## Task goal
Extract every line of the data below word for word, leaving out the pictures.

## Raw records
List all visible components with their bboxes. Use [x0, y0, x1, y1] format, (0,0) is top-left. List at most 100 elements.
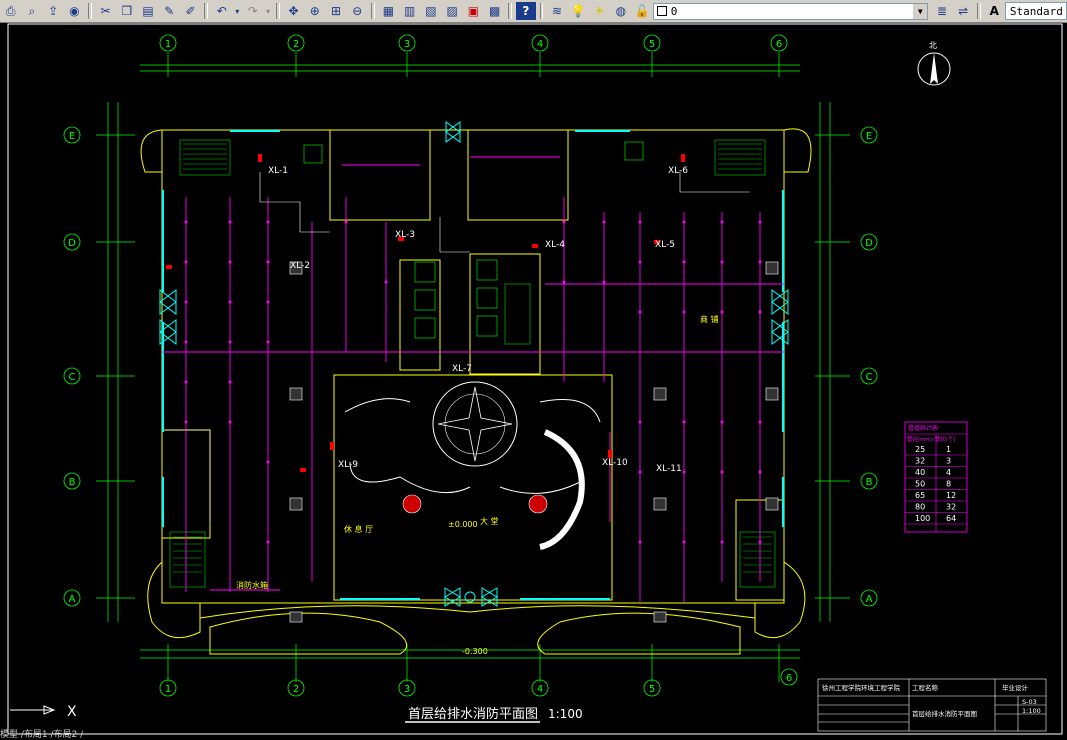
sheet-set-icon[interactable]: ▨: [443, 2, 462, 20]
markup-icon[interactable]: ▣: [464, 2, 483, 20]
publish-icon[interactable]: ⇪: [44, 2, 63, 20]
pipe-table-diameter: 40: [915, 468, 925, 477]
redo-dropdown-icon[interactable]: ▾: [264, 2, 272, 20]
text-style-dropdown[interactable]: Standard: [1004, 2, 1067, 20]
zoom-realtime-icon[interactable]: ⊕: [305, 2, 324, 20]
svg-text:6: 6: [776, 39, 782, 50]
pan-icon[interactable]: ✥: [284, 2, 303, 20]
svg-text:E: E: [69, 131, 75, 142]
layer-properties-icon[interactable]: ≋: [547, 2, 566, 20]
calculator-icon[interactable]: ▩: [485, 2, 504, 20]
label-xl4: XL-4: [545, 240, 565, 250]
compass-rose-floor: [344, 381, 601, 494]
tb-project: 工程名称: [912, 683, 939, 692]
design-center-icon[interactable]: ▥: [400, 2, 419, 20]
pipe-table-diameter: 50: [915, 480, 925, 489]
drawing-canvas[interactable]: 123 456 123 4 56 EDC BA EDC BA XL-1 XL-2…: [0, 22, 1067, 739]
stair-treads: [173, 143, 772, 573]
svg-text:管道统计表: 管道统计表: [908, 424, 938, 432]
text-style-icon[interactable]: A: [985, 2, 1004, 20]
room-labels: 大 堂 ±0.000 -0.300 商 铺 消防水箱 休 息 厅: [236, 314, 719, 656]
pipe-table-count: 64: [946, 514, 956, 523]
layer-dropdown[interactable]: 0 ▼: [652, 2, 929, 20]
pipe-table-diameter: 80: [915, 503, 925, 512]
pipe-table-count: 1: [946, 445, 951, 454]
tb-scale: 1:100: [1022, 707, 1041, 715]
svg-text:B: B: [69, 477, 76, 488]
layer-viewport-icon[interactable]: ◍: [611, 2, 630, 20]
toolbar-separator: [276, 3, 280, 19]
pipe-table-count: 3: [946, 457, 951, 466]
cut-icon[interactable]: ✂: [96, 2, 115, 20]
top-dimension-lines: [96, 52, 850, 682]
toolbar-separator: [204, 3, 209, 19]
paste-icon[interactable]: ▤: [138, 2, 157, 20]
svg-text:1: 1: [165, 39, 171, 50]
svg-text:D: D: [865, 238, 873, 249]
redo-icon[interactable]: ↷: [243, 2, 262, 20]
ucs-icon: X: [10, 704, 77, 720]
label-xl1: XL-1: [268, 166, 288, 176]
layout-tabs[interactable]: 模型 /布局1 /布局2 /: [0, 731, 200, 740]
svg-text:5: 5: [649, 684, 655, 695]
label-xl9: XL-9: [338, 460, 358, 470]
tool-palettes-icon[interactable]: ▧: [421, 2, 440, 20]
layer-color-swatch: [656, 6, 667, 16]
undo-icon[interactable]: ↶: [212, 2, 231, 20]
svg-text:6: 6: [786, 673, 792, 684]
title-block-text: 徐州工程学院环境工程学院 工程名称 首层给排水消防平面图 毕业设计 S-03 1…: [822, 683, 1041, 718]
layer-lock-icon[interactable]: 🔓: [632, 2, 651, 20]
text-style-value: Standard: [1009, 4, 1063, 18]
svg-text:E: E: [866, 131, 872, 142]
fire-hydrants: [166, 154, 685, 472]
drawing-title-block: 首层给排水消防平面图 1:100: [405, 706, 583, 723]
svg-text:D: D: [68, 238, 76, 249]
pipe-table-count: 4: [946, 468, 951, 477]
svg-text:2: 2: [293, 39, 299, 50]
pipe-labels: XL-1 XL-2 XL-3 XL-4 XL-5 XL-6 XL-7 XL-9 …: [268, 166, 688, 474]
svg-text:5: 5: [649, 39, 655, 50]
copy-icon[interactable]: ❐: [117, 2, 136, 20]
label-xl10: XL-10: [602, 458, 628, 468]
layer-freeze-icon[interactable]: ☀: [590, 2, 609, 20]
chevron-down-icon[interactable]: ▼: [913, 3, 928, 19]
block-editor-icon[interactable]: ✐: [181, 2, 200, 20]
label-xl6: XL-6: [668, 166, 688, 176]
print-icon[interactable]: ⎙: [1, 2, 20, 20]
svg-text:B: B: [866, 477, 873, 488]
svg-text:C: C: [866, 372, 873, 383]
svg-text:4: 4: [537, 684, 543, 695]
svg-text:A: A: [866, 594, 873, 605]
match-properties-icon[interactable]: ✎: [160, 2, 179, 20]
label-xl2: XL-2: [290, 261, 310, 271]
svg-text:3: 3: [404, 684, 410, 695]
label-xl3: XL-3: [395, 230, 415, 240]
svg-text:A: A: [69, 594, 76, 605]
toolbar-separator: [88, 3, 92, 19]
plot-preview-icon[interactable]: ⌕: [22, 2, 41, 20]
help-icon[interactable]: ?: [516, 2, 536, 20]
zoom-window-icon[interactable]: ⊞: [326, 2, 345, 20]
properties-icon[interactable]: ▦: [379, 2, 398, 20]
layer-on-icon[interactable]: 💡: [569, 2, 588, 20]
zoom-previous-icon[interactable]: ⊖: [348, 2, 367, 20]
label-xl5: XL-5: [655, 240, 675, 250]
label-outdoor-level: -0.300: [462, 647, 488, 656]
pipe-table-diameter: 25: [915, 445, 925, 454]
pipe-table-diameter: 32: [915, 457, 925, 466]
red-columns: [402, 494, 548, 514]
web-icon[interactable]: ◉: [65, 2, 84, 20]
label-dining: 休 息 厅: [344, 524, 373, 534]
north-label: 北: [929, 41, 937, 50]
make-object-layer-current-icon[interactable]: ≣: [932, 2, 951, 20]
drawing-scale: 1:100: [548, 707, 583, 721]
label-water-tank: 消防水箱: [236, 580, 268, 590]
layer-previous-icon[interactable]: ⇌: [954, 2, 973, 20]
toolbar-separator: [976, 3, 981, 19]
toolbar-separator: [508, 3, 513, 19]
tb-drawing-name: 首层给排水消防平面图: [912, 709, 977, 718]
pipe-table-diameter: 65: [915, 491, 925, 500]
pipe-table-count: 32: [946, 503, 956, 512]
undo-dropdown-icon[interactable]: ▾: [233, 2, 241, 20]
standard-toolbar: ⎙ ⌕ ⇪ ◉ ✂ ❐ ▤ ✎ ✐ ↶ ▾ ↷ ▾ ✥ ⊕ ⊞ ⊖ ▦ ▥ ▧ …: [0, 0, 1067, 23]
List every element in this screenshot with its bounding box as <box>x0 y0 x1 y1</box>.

## Completed exercise
List all visible components with their bboxes. Use [x0, y0, x1, y1] format, (0,0) is top-left. List at most 100 elements.
sheet-set-icon[interactable]: ▨: [443, 2, 462, 20]
markup-icon[interactable]: ▣: [464, 2, 483, 20]
publish-icon[interactable]: ⇪: [44, 2, 63, 20]
pipe-table-diameter: 40: [915, 468, 925, 477]
redo-dropdown-icon[interactable]: ▾: [264, 2, 272, 20]
text-style-dropdown[interactable]: Standard: [1004, 2, 1067, 20]
zoom-realtime-icon[interactable]: ⊕: [305, 2, 324, 20]
svg-text:6: 6: [776, 39, 782, 50]
pan-icon[interactable]: ✥: [284, 2, 303, 20]
svg-text:E: E: [69, 131, 75, 142]
layer-properties-icon[interactable]: ≋: [547, 2, 566, 20]
calculator-icon[interactable]: ▩: [485, 2, 504, 20]
label-xl4: XL-4: [545, 240, 565, 250]
compass-rose-floor: [344, 381, 601, 494]
tb-project: 工程名称: [912, 683, 939, 692]
design-center-icon[interactable]: ▥: [400, 2, 419, 20]
pipe-table-diameter: 50: [915, 480, 925, 489]
drawing-canvas[interactable]: 123 456 123 4 56 EDC BA EDC BA XL-1 XL-2…: [0, 22, 1067, 739]
stair-treads: [173, 143, 772, 573]
svg-text:管道统计表: 管道统计表: [908, 424, 938, 432]
text-style-icon[interactable]: A: [985, 2, 1004, 20]
room-labels: 大 堂 ±0.000 -0.300 商 铺 消防水箱 休 息 厅: [236, 314, 719, 656]
pipe-table-count: 64: [946, 514, 956, 523]
layer-dropdown[interactable]: 0 ▼: [652, 2, 929, 20]
pipe-table-diameter: 80: [915, 503, 925, 512]
pipe-table-count: 1: [946, 445, 951, 454]
tb-scale: 1:100: [1022, 707, 1041, 715]
svg-text:B: B: [69, 477, 76, 488]
layer-viewport-icon[interactable]: ◍: [611, 2, 630, 20]
toolbar-separator: [276, 3, 280, 19]
pipe-table-count: 3: [946, 457, 951, 466]
cut-icon[interactable]: ✂: [96, 2, 115, 20]
top-dimension-lines: [96, 52, 850, 682]
toolbar-separator: [204, 3, 209, 19]
paste-icon[interactable]: ▤: [138, 2, 157, 20]
svg-text:1: 1: [165, 39, 171, 50]
svg-text:D: D: [865, 238, 873, 249]
redo-icon[interactable]: ↷: [243, 2, 262, 20]
ucs-icon: X: [10, 704, 77, 720]
label-xl1: XL-1: [268, 166, 288, 176]
layout-tabs[interactable]: 模型 /布局1 /布局2 /: [0, 731, 200, 740]
svg-text:5: 5: [649, 684, 655, 695]
label-xl9: XL-9: [338, 460, 358, 470]
tool-palettes-icon[interactable]: ▧: [421, 2, 440, 20]
layer-color-swatch: [656, 6, 667, 16]
undo-icon[interactable]: ↶: [212, 2, 231, 20]
svg-text:6: 6: [786, 673, 792, 684]
title-block-text: 徐州工程学院环境工程学院 工程名称 首层给排水消防平面图 毕业设计 S-03 1…: [822, 683, 1041, 718]
layer-lock-icon[interactable]: 🔓: [632, 2, 651, 20]
text-style-value: Standard: [1009, 4, 1063, 18]
svg-text:E: E: [866, 131, 872, 142]
fire-hydrants: [166, 154, 685, 472]
drawing-title-block: 首层给排水消防平面图 1:100: [405, 706, 583, 723]
svg-text:D: D: [68, 238, 76, 249]
pipe-table-count: 4: [946, 468, 951, 477]
svg-text:2: 2: [293, 39, 299, 50]
pipe-labels: XL-1 XL-2 XL-3 XL-4 XL-5 XL-6 XL-7 XL-9 …: [268, 166, 688, 474]
svg-text:5: 5: [649, 39, 655, 50]
copy-icon[interactable]: ❐: [117, 2, 136, 20]
label-xl10: XL-10: [602, 458, 628, 468]
layer-freeze-icon[interactable]: ☀: [590, 2, 609, 20]
chevron-down-icon[interactable]: ▼: [913, 3, 928, 19]
block-editor-icon[interactable]: ✐: [181, 2, 200, 20]
label-xl6: XL-6: [668, 166, 688, 176]
print-icon[interactable]: ⎙: [1, 2, 20, 20]
svg-text:B: B: [866, 477, 873, 488]
svg-text:C: C: [866, 372, 873, 383]
svg-text:4: 4: [537, 684, 543, 695]
svg-text:A: A: [866, 594, 873, 605]
match-properties-icon[interactable]: ✎: [160, 2, 179, 20]
label-xl2: XL-2: [290, 261, 310, 271]
svg-text:3: 3: [404, 684, 410, 695]
label-xl3: XL-3: [395, 230, 415, 240]
svg-text:A: A: [69, 594, 76, 605]
toolbar-separator: [88, 3, 92, 19]
plot-preview-icon[interactable]: ⌕: [22, 2, 41, 20]
help-icon[interactable]: ?: [516, 2, 536, 20]
zoom-window-icon[interactable]: ⊞: [326, 2, 345, 20]
properties-icon[interactable]: ▦: [379, 2, 398, 20]
layer-on-icon[interactable]: 💡: [569, 2, 588, 20]
zoom-previous-icon[interactable]: ⊖: [348, 2, 367, 20]
label-xl5: XL-5: [655, 240, 675, 250]
label-outdoor-level: -0.300: [462, 647, 488, 656]
pipe-table-diameter: 25: [915, 445, 925, 454]
pipe-table-diameter: 32: [915, 457, 925, 466]
red-columns: [402, 494, 548, 514]
web-icon[interactable]: ◉: [65, 2, 84, 20]
label-dining: 休 息 厅: [344, 524, 373, 534]
north-label: 北: [929, 41, 937, 50]
make-object-layer-current-icon[interactable]: ≣: [932, 2, 951, 20]
drawing-scale: 1:100: [548, 707, 583, 721]
label-water-tank: 消防水箱: [236, 580, 268, 590]
layer-previous-icon[interactable]: ⇌: [954, 2, 973, 20]
toolbar-separator: [976, 3, 981, 19]
toolbar-separator: [508, 3, 513, 19]
tb-drawing-name: 首层给排水消防平面图: [912, 709, 977, 718]
pipe-table-diameter: 65: [915, 491, 925, 500]
pipe-table-count: 32: [946, 503, 956, 512]
undo-dropdown-icon[interactable]: ▾: [233, 2, 241, 20]
standard-toolbar: ⎙ ⌕ ⇪ ◉ ✂ ❐ ▤ ✎ ✐ ↶ ▾ ↷ ▾ ✥ ⊕ ⊞ ⊖ ▦ ▥ ▧ …: [0, 0, 1067, 23]
List every element in this screenshot with its bounding box as <box>x0 y0 x1 y1</box>.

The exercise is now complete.